▼

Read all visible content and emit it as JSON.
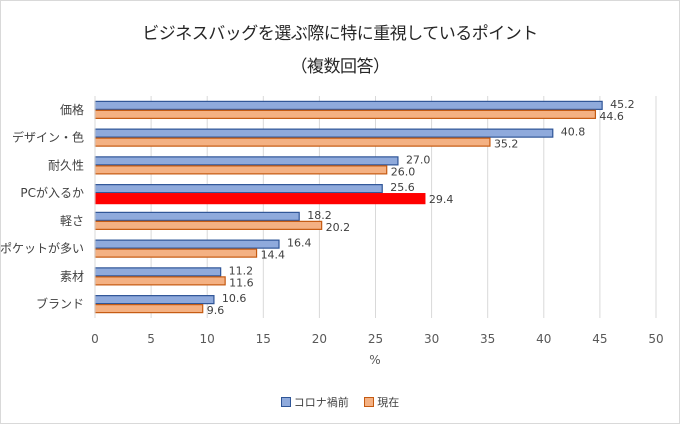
{
  "chart_data": {
    "type": "bar",
    "orientation": "horizontal",
    "title": "ビジネスバッグを選ぶ際に特に重視しているポイント",
    "subtitle": "（複数回答）",
    "xlabel": "%",
    "ylabel": "",
    "xlim": [
      0,
      50
    ],
    "xticks": [
      0,
      5,
      10,
      15,
      20,
      25,
      30,
      35,
      40,
      45,
      50
    ],
    "grid": true,
    "legend_position": "bottom",
    "categories": [
      "価格",
      "デザイン・色",
      "耐久性",
      "PCが入るか",
      "軽さ",
      "ポケットが多い",
      "素材",
      "ブランド"
    ],
    "series": [
      {
        "name": "コロナ禍前",
        "color": "#8faadc",
        "edge_color": "#2f5597",
        "values": [
          45.2,
          40.8,
          27.0,
          25.6,
          18.2,
          16.4,
          11.2,
          10.6
        ],
        "labels": [
          "45.2",
          "40.8",
          "27.0",
          "25.6",
          "18.2",
          "16.4",
          "11.2",
          "10.6"
        ]
      },
      {
        "name": "現在",
        "color": "#f4b183",
        "edge_color": "#c55a11",
        "values": [
          44.6,
          35.2,
          26.0,
          29.4,
          20.2,
          14.4,
          11.6,
          9.6
        ],
        "labels": [
          "44.6",
          "35.2",
          "26.0",
          "29.4",
          "20.2",
          "14.4",
          "11.6",
          "9.6"
        ],
        "highlight": {
          "index": 3,
          "color": "#ff0000"
        }
      }
    ]
  }
}
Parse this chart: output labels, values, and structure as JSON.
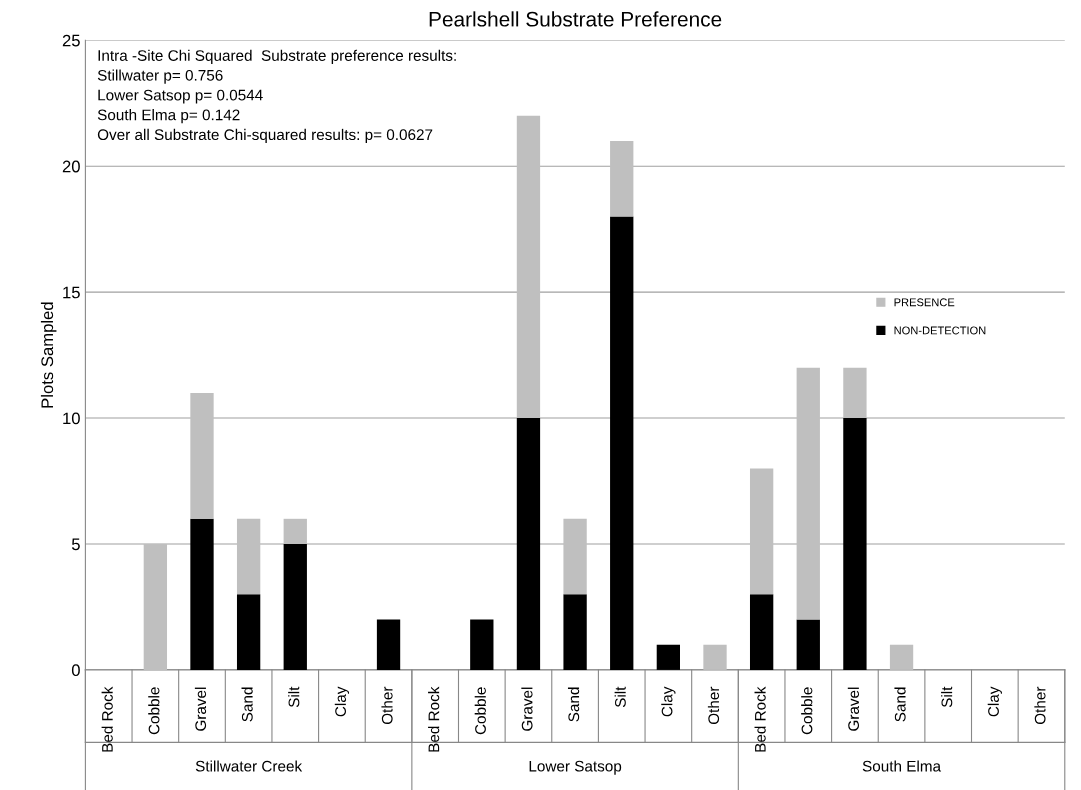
{
  "chart_data": {
    "type": "bar",
    "title": "Pearlshell Substrate Preference",
    "ylabel": "Plots Sampled",
    "categories": [
      "Bed Rock",
      "Cobble",
      "Gravel",
      "Sand",
      "Silt",
      "Clay",
      "Other",
      "Bed Rock",
      "Cobble",
      "Gravel",
      "Sand",
      "Silt",
      "Clay",
      "Other",
      "Bed Rock",
      "Cobble",
      "Gravel",
      "Sand",
      "Silt",
      "Clay",
      "Other"
    ],
    "stacked": true,
    "series": [
      {
        "name": "NON-DETECTION",
        "color": "#000000",
        "values": [
          0,
          0,
          6,
          3,
          5,
          0,
          2,
          0,
          2,
          10,
          3,
          18,
          1,
          0,
          3,
          2,
          10,
          0,
          0,
          0,
          0
        ]
      },
      {
        "name": "PRESENCE",
        "color": "#bfbfbf",
        "values": [
          0,
          5,
          5,
          3,
          1,
          0,
          0,
          0,
          0,
          12,
          3,
          3,
          0,
          1,
          5,
          10,
          2,
          1,
          0,
          0,
          0
        ]
      }
    ],
    "ylim": [
      0,
      25
    ],
    "yticks": [
      0,
      5,
      10,
      15,
      20,
      25
    ],
    "grid": "y",
    "legend": "right",
    "annotations": [
      "Intra -Site Chi Squared  Substrate preference results:\nStillwater p= 0.756\nLower Satsop p= 0.0544\nSouth Elma p= 0.142\nOver all Substrate Chi-squared results: p= 0.0627",
      "Stillwater Creek",
      "Lower Satsop",
      "South Elma"
    ]
  }
}
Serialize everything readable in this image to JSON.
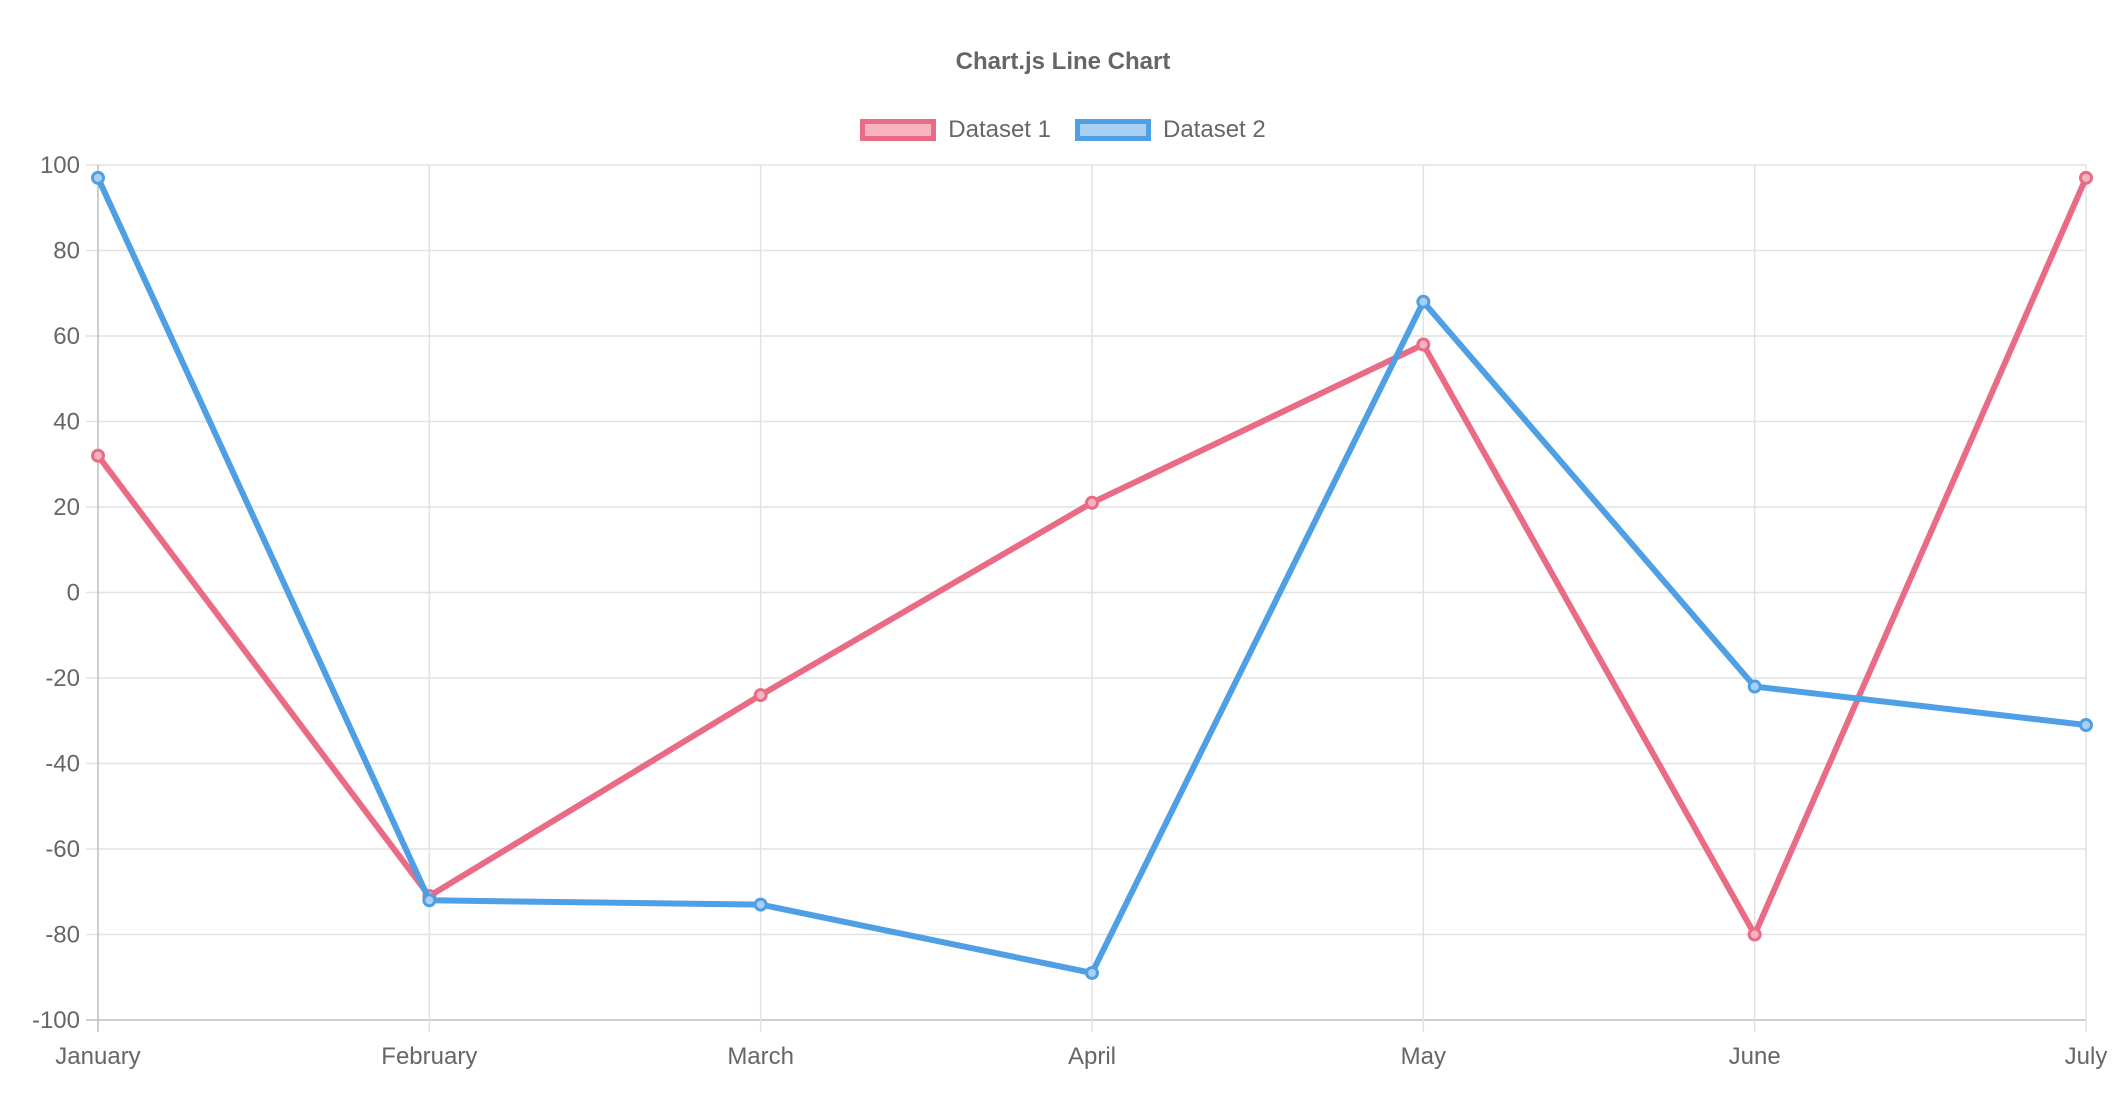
{
  "chart_data": {
    "type": "line",
    "title": "Chart.js Line Chart",
    "categories": [
      "January",
      "February",
      "March",
      "April",
      "May",
      "June",
      "July"
    ],
    "ylim": [
      -100,
      100
    ],
    "yticks": [
      "100",
      "80",
      "60",
      "40",
      "20",
      "0",
      "-20",
      "-40",
      "-60",
      "-80",
      "-100"
    ],
    "grid": true,
    "legend_position": "top",
    "series": [
      {
        "name": "Dataset 1",
        "color": "#e96b85",
        "fill": "#f6b3c0",
        "values": [
          32,
          -71,
          -24,
          21,
          58,
          -80,
          97
        ]
      },
      {
        "name": "Dataset 2",
        "color": "#4e9fe3",
        "fill": "#a9d0f3",
        "values": [
          97,
          -72,
          -73,
          -89,
          68,
          -22,
          -31
        ]
      }
    ]
  }
}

▲

What you should do: Output the entries above exactly. Drop the pictures.

Exercise result:
Read all visible content and emit it as JSON.
{
  "chart_data": {
    "type": "bar",
    "orientation": "horizontal",
    "title": "ビジネスバッグを選ぶ際に特に重視しているポイント",
    "subtitle": "（複数回答）",
    "xlabel": "%",
    "ylabel": "",
    "xlim": [
      0,
      50
    ],
    "xticks": [
      0,
      5,
      10,
      15,
      20,
      25,
      30,
      35,
      40,
      45,
      50
    ],
    "grid": true,
    "legend_position": "bottom",
    "categories": [
      "価格",
      "デザイン・色",
      "耐久性",
      "PCが入るか",
      "軽さ",
      "ポケットが多い",
      "素材",
      "ブランド"
    ],
    "series": [
      {
        "name": "コロナ禍前",
        "color": "#8faadc",
        "edge_color": "#2f5597",
        "values": [
          45.2,
          40.8,
          27.0,
          25.6,
          18.2,
          16.4,
          11.2,
          10.6
        ],
        "labels": [
          "45.2",
          "40.8",
          "27.0",
          "25.6",
          "18.2",
          "16.4",
          "11.2",
          "10.6"
        ]
      },
      {
        "name": "現在",
        "color": "#f4b183",
        "edge_color": "#c55a11",
        "values": [
          44.6,
          35.2,
          26.0,
          29.4,
          20.2,
          14.4,
          11.6,
          9.6
        ],
        "labels": [
          "44.6",
          "35.2",
          "26.0",
          "29.4",
          "20.2",
          "14.4",
          "11.6",
          "9.6"
        ],
        "highlight": {
          "index": 3,
          "color": "#ff0000"
        }
      }
    ]
  }
}
Parse this chart: output labels, values, and structure as JSON.
{
  "chart_data": {
    "type": "bar",
    "title": "Pearlshell Substrate Preference",
    "ylabel": "Plots Sampled",
    "categories": [
      "Bed Rock",
      "Cobble",
      "Gravel",
      "Sand",
      "Silt",
      "Clay",
      "Other",
      "Bed Rock",
      "Cobble",
      "Gravel",
      "Sand",
      "Silt",
      "Clay",
      "Other",
      "Bed Rock",
      "Cobble",
      "Gravel",
      "Sand",
      "Silt",
      "Clay",
      "Other"
    ],
    "stacked": true,
    "series": [
      {
        "name": "NON-DETECTION",
        "color": "#000000",
        "values": [
          0,
          0,
          6,
          3,
          5,
          0,
          2,
          0,
          2,
          10,
          3,
          18,
          1,
          0,
          3,
          2,
          10,
          0,
          0,
          0,
          0
        ]
      },
      {
        "name": "PRESENCE",
        "color": "#bfbfbf",
        "values": [
          0,
          5,
          5,
          3,
          1,
          0,
          0,
          0,
          0,
          12,
          3,
          3,
          0,
          1,
          5,
          10,
          2,
          1,
          0,
          0,
          0
        ]
      }
    ],
    "ylim": [
      0,
      25
    ],
    "yticks": [
      0,
      5,
      10,
      15,
      20,
      25
    ],
    "grid": "y",
    "legend": "right",
    "annotations": [
      "Intra -Site Chi Squared  Substrate preference results:\nStillwater p= 0.756\nLower Satsop p= 0.0544\nSouth Elma p= 0.142\nOver all Substrate Chi-squared results: p= 0.0627",
      "Stillwater Creek",
      "Lower Satsop",
      "South Elma"
    ]
  }
}
Serialize everything readable in this image to JSON.
{
  "chart_data": {
    "type": "line",
    "title": "Chart.js Line Chart",
    "categories": [
      "January",
      "February",
      "March",
      "April",
      "May",
      "June",
      "July"
    ],
    "ylim": [
      -100,
      100
    ],
    "yticks": [
      "100",
      "80",
      "60",
      "40",
      "20",
      "0",
      "-20",
      "-40",
      "-60",
      "-80",
      "-100"
    ],
    "grid": true,
    "legend_position": "top",
    "series": [
      {
        "name": "Dataset 1",
        "color": "#e96b85",
        "fill": "#f6b3c0",
        "values": [
          32,
          -71,
          -24,
          21,
          58,
          -80,
          97
        ]
      },
      {
        "name": "Dataset 2",
        "color": "#4e9fe3",
        "fill": "#a9d0f3",
        "values": [
          97,
          -72,
          -73,
          -89,
          68,
          -22,
          -31
        ]
      }
    ]
  }
}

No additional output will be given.